> _Task to complete_
Your task is to give the data again, exactly, with every line intact.

> _Given records_
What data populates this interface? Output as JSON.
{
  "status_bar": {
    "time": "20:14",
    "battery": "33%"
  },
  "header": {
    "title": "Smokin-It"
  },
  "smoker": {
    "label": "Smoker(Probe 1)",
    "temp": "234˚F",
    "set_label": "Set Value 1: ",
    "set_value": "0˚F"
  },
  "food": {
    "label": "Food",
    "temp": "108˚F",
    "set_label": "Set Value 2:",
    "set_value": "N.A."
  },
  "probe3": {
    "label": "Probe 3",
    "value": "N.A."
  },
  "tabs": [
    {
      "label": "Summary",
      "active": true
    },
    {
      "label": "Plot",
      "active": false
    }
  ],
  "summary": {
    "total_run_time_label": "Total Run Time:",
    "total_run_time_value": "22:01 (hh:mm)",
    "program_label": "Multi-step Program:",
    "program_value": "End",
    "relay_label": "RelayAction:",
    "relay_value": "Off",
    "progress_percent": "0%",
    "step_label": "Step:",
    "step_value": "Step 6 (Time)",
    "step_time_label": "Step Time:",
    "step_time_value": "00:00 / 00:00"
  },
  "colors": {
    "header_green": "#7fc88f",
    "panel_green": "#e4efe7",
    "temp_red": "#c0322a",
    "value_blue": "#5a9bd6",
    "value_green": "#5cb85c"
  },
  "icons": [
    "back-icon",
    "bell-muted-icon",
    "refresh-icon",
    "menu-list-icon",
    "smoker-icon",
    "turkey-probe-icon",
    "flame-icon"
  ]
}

> _Completed task_
What data populates this interface? Output as JSON.
{
  "status_bar": {
    "time": "20:14",
    "battery": "33%"
  },
  "header": {
    "title": "Smokin-It"
  },
  "smoker": {
    "label": "Smoker(Probe 1)",
    "temp": "234˚F",
    "set_label": "Set Value 1: ",
    "set_value": "0˚F"
  },
  "food": {
    "label": "Food",
    "temp": "108˚F",
    "set_label": "Set Value 2:",
    "set_value": "N.A."
  },
  "probe3": {
    "label": "Probe 3",
    "value": "N.A."
  },
  "tabs": [
    {
      "label": "Summary",
      "active": true
    },
    {
      "label": "Plot",
      "active": false
    }
  ],
  "summary": {
    "total_run_time_label": "Total Run Time:",
    "total_run_time_value": "22:01 (hh:mm)",
    "program_label": "Multi-step Program:",
    "program_value": "End",
    "relay_label": "RelayAction:",
    "relay_value": "Off",
    "progress_percent": "0%",
    "step_label": "Step:",
    "step_value": "Step 6 (Time)",
    "step_time_label": "Step Time:",
    "step_time_value": "00:00 / 00:00"
  },
  "colors": {
    "header_green": "#7fc88f",
    "panel_green": "#e4efe7",
    "temp_red": "#c0322a",
    "value_blue": "#5a9bd6",
    "value_green": "#5cb85c"
  },
  "icons": [
    "back-icon",
    "bell-muted-icon",
    "refresh-icon",
    "menu-list-icon",
    "smoker-icon",
    "turkey-probe-icon",
    "flame-icon"
  ]
}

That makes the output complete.